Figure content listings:
* * *

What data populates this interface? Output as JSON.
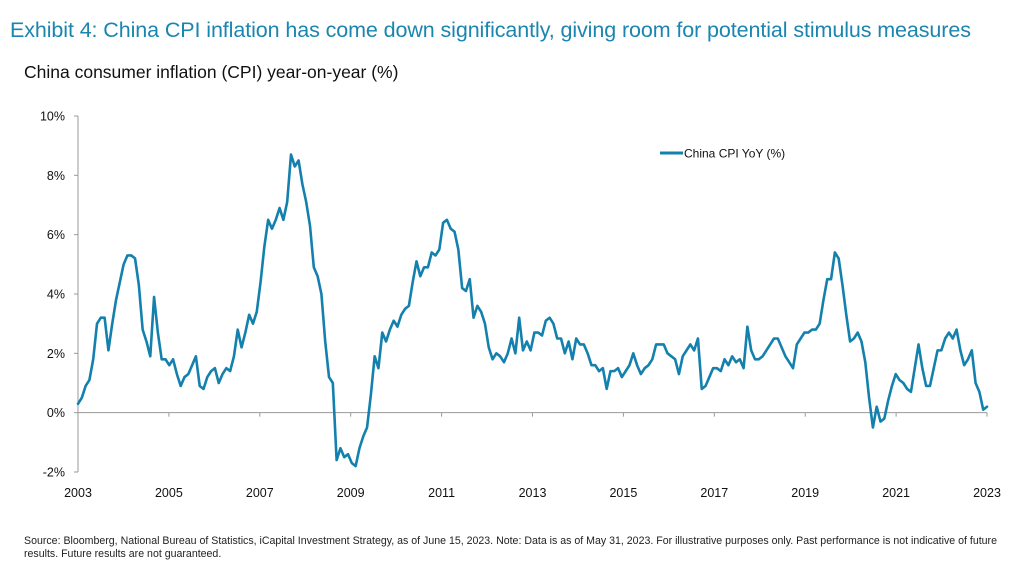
{
  "title": "Exhibit 4: China CPI inflation has come down significantly, giving room for potential stimulus measures",
  "subtitle": "China consumer inflation (CPI) year-on-year (%)",
  "footer": "Source: Bloomberg, National Bureau of Statistics, iCapital Investment Strategy, as of June 15, 2023. Note: Data is as of May 31, 2023. For illustrative purposes only. Past performance is not indicative of future results. Future results are not guaranteed.",
  "colors": {
    "title": "#1a86b0",
    "series": "#1380ad",
    "axis": "#9a9a9a"
  },
  "chart_data": {
    "type": "line",
    "title": "China consumer inflation (CPI) year-on-year (%)",
    "xlabel": "",
    "ylabel": "",
    "ylim": [
      -2,
      10
    ],
    "y_ticks": [
      {
        "value": -2,
        "label": "-2%"
      },
      {
        "value": 0,
        "label": "0%"
      },
      {
        "value": 2,
        "label": "2%"
      },
      {
        "value": 4,
        "label": "4%"
      },
      {
        "value": 6,
        "label": "6%"
      },
      {
        "value": 8,
        "label": "8%"
      },
      {
        "value": 10,
        "label": "10%"
      }
    ],
    "x_ticks": [
      "2003",
      "2005",
      "2007",
      "2009",
      "2011",
      "2013",
      "2015",
      "2017",
      "2019",
      "2021",
      "2023"
    ],
    "grid": false,
    "legend_position": "top-right",
    "series": [
      {
        "name": "China CPI YoY (%)",
        "values": [
          0.3,
          0.5,
          0.9,
          1.1,
          1.8,
          3.0,
          3.2,
          3.2,
          2.1,
          3.0,
          3.8,
          4.4,
          5.0,
          5.3,
          5.3,
          5.2,
          4.3,
          2.8,
          2.4,
          1.9,
          3.9,
          2.7,
          1.8,
          1.8,
          1.6,
          1.8,
          1.3,
          0.9,
          1.2,
          1.3,
          1.6,
          1.9,
          0.9,
          0.8,
          1.2,
          1.4,
          1.5,
          1.0,
          1.3,
          1.5,
          1.4,
          1.9,
          2.8,
          2.2,
          2.7,
          3.3,
          3.0,
          3.4,
          4.4,
          5.6,
          6.5,
          6.2,
          6.5,
          6.9,
          6.5,
          7.1,
          8.7,
          8.3,
          8.5,
          7.7,
          7.1,
          6.3,
          4.9,
          4.6,
          4.0,
          2.4,
          1.2,
          1.0,
          -1.6,
          -1.2,
          -1.5,
          -1.4,
          -1.7,
          -1.8,
          -1.2,
          -0.8,
          -0.5,
          0.6,
          1.9,
          1.5,
          2.7,
          2.4,
          2.8,
          3.1,
          2.9,
          3.3,
          3.5,
          3.6,
          4.4,
          5.1,
          4.6,
          4.9,
          4.9,
          5.4,
          5.3,
          5.5,
          6.4,
          6.5,
          6.2,
          6.1,
          5.5,
          4.2,
          4.1,
          4.5,
          3.2,
          3.6,
          3.4,
          3.0,
          2.2,
          1.8,
          2.0,
          1.9,
          1.7,
          2.0,
          2.5,
          2.0,
          3.2,
          2.1,
          2.4,
          2.1,
          2.7,
          2.7,
          2.6,
          3.1,
          3.2,
          3.0,
          2.5,
          2.5,
          2.0,
          2.4,
          1.8,
          2.5,
          2.3,
          2.3,
          2.0,
          1.6,
          1.6,
          1.4,
          1.5,
          0.8,
          1.4,
          1.4,
          1.5,
          1.2,
          1.4,
          1.6,
          2.0,
          1.6,
          1.3,
          1.5,
          1.6,
          1.8,
          2.3,
          2.3,
          2.3,
          2.0,
          1.9,
          1.8,
          1.3,
          1.9,
          2.1,
          2.3,
          2.1,
          2.5,
          0.8,
          0.9,
          1.2,
          1.5,
          1.5,
          1.4,
          1.8,
          1.6,
          1.9,
          1.7,
          1.8,
          1.5,
          2.9,
          2.1,
          1.8,
          1.8,
          1.9,
          2.1,
          2.3,
          2.5,
          2.5,
          2.2,
          1.9,
          1.7,
          1.5,
          2.3,
          2.5,
          2.7,
          2.7,
          2.8,
          2.8,
          3.0,
          3.8,
          4.5,
          4.5,
          5.4,
          5.2,
          4.3,
          3.3,
          2.4,
          2.5,
          2.7,
          2.4,
          1.7,
          0.5,
          -0.5,
          0.2,
          -0.3,
          -0.2,
          0.4,
          0.9,
          1.3,
          1.1,
          1.0,
          0.8,
          0.7,
          1.5,
          2.3,
          1.5,
          0.9,
          0.9,
          1.5,
          2.1,
          2.1,
          2.5,
          2.7,
          2.5,
          2.8,
          2.1,
          1.6,
          1.8,
          2.1,
          1.0,
          0.7,
          0.1,
          0.2
        ]
      }
    ]
  }
}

* * *

STATED EXERCISE: Transcribe every entry above exactly. Omit all pictures.

REPLY TO THE TASK:
What data populates this interface? Output as JSON.
{
  "title": "Exhibit 4: China CPI inflation has come down significantly, giving room for potential stimulus measures",
  "subtitle": "China consumer inflation (CPI) year-on-year (%)",
  "footer": "Source: Bloomberg, National Bureau of Statistics, iCapital Investment Strategy, as of June 15, 2023. Note: Data is as of May 31, 2023. For illustrative purposes only. Past performance is not indicative of future results. Future results are not guaranteed.",
  "colors": {
    "title": "#1a86b0",
    "series": "#1380ad",
    "axis": "#9a9a9a"
  },
  "chart_data": {
    "type": "line",
    "title": "China consumer inflation (CPI) year-on-year (%)",
    "xlabel": "",
    "ylabel": "",
    "ylim": [
      -2,
      10
    ],
    "y_ticks": [
      {
        "value": -2,
        "label": "-2%"
      },
      {
        "value": 0,
        "label": "0%"
      },
      {
        "value": 2,
        "label": "2%"
      },
      {
        "value": 4,
        "label": "4%"
      },
      {
        "value": 6,
        "label": "6%"
      },
      {
        "value": 8,
        "label": "8%"
      },
      {
        "value": 10,
        "label": "10%"
      }
    ],
    "x_ticks": [
      "2003",
      "2005",
      "2007",
      "2009",
      "2011",
      "2013",
      "2015",
      "2017",
      "2019",
      "2021",
      "2023"
    ],
    "grid": false,
    "legend_position": "top-right",
    "series": [
      {
        "name": "China CPI YoY (%)",
        "values": [
          0.3,
          0.5,
          0.9,
          1.1,
          1.8,
          3.0,
          3.2,
          3.2,
          2.1,
          3.0,
          3.8,
          4.4,
          5.0,
          5.3,
          5.3,
          5.2,
          4.3,
          2.8,
          2.4,
          1.9,
          3.9,
          2.7,
          1.8,
          1.8,
          1.6,
          1.8,
          1.3,
          0.9,
          1.2,
          1.3,
          1.6,
          1.9,
          0.9,
          0.8,
          1.2,
          1.4,
          1.5,
          1.0,
          1.3,
          1.5,
          1.4,
          1.9,
          2.8,
          2.2,
          2.7,
          3.3,
          3.0,
          3.4,
          4.4,
          5.6,
          6.5,
          6.2,
          6.5,
          6.9,
          6.5,
          7.1,
          8.7,
          8.3,
          8.5,
          7.7,
          7.1,
          6.3,
          4.9,
          4.6,
          4.0,
          2.4,
          1.2,
          1.0,
          -1.6,
          -1.2,
          -1.5,
          -1.4,
          -1.7,
          -1.8,
          -1.2,
          -0.8,
          -0.5,
          0.6,
          1.9,
          1.5,
          2.7,
          2.4,
          2.8,
          3.1,
          2.9,
          3.3,
          3.5,
          3.6,
          4.4,
          5.1,
          4.6,
          4.9,
          4.9,
          5.4,
          5.3,
          5.5,
          6.4,
          6.5,
          6.2,
          6.1,
          5.5,
          4.2,
          4.1,
          4.5,
          3.2,
          3.6,
          3.4,
          3.0,
          2.2,
          1.8,
          2.0,
          1.9,
          1.7,
          2.0,
          2.5,
          2.0,
          3.2,
          2.1,
          2.4,
          2.1,
          2.7,
          2.7,
          2.6,
          3.1,
          3.2,
          3.0,
          2.5,
          2.5,
          2.0,
          2.4,
          1.8,
          2.5,
          2.3,
          2.3,
          2.0,
          1.6,
          1.6,
          1.4,
          1.5,
          0.8,
          1.4,
          1.4,
          1.5,
          1.2,
          1.4,
          1.6,
          2.0,
          1.6,
          1.3,
          1.5,
          1.6,
          1.8,
          2.3,
          2.3,
          2.3,
          2.0,
          1.9,
          1.8,
          1.3,
          1.9,
          2.1,
          2.3,
          2.1,
          2.5,
          0.8,
          0.9,
          1.2,
          1.5,
          1.5,
          1.4,
          1.8,
          1.6,
          1.9,
          1.7,
          1.8,
          1.5,
          2.9,
          2.1,
          1.8,
          1.8,
          1.9,
          2.1,
          2.3,
          2.5,
          2.5,
          2.2,
          1.9,
          1.7,
          1.5,
          2.3,
          2.5,
          2.7,
          2.7,
          2.8,
          2.8,
          3.0,
          3.8,
          4.5,
          4.5,
          5.4,
          5.2,
          4.3,
          3.3,
          2.4,
          2.5,
          2.7,
          2.4,
          1.7,
          0.5,
          -0.5,
          0.2,
          -0.3,
          -0.2,
          0.4,
          0.9,
          1.3,
          1.1,
          1.0,
          0.8,
          0.7,
          1.5,
          2.3,
          1.5,
          0.9,
          0.9,
          1.5,
          2.1,
          2.1,
          2.5,
          2.7,
          2.5,
          2.8,
          2.1,
          1.6,
          1.8,
          2.1,
          1.0,
          0.7,
          0.1,
          0.2
        ]
      }
    ]
  }
}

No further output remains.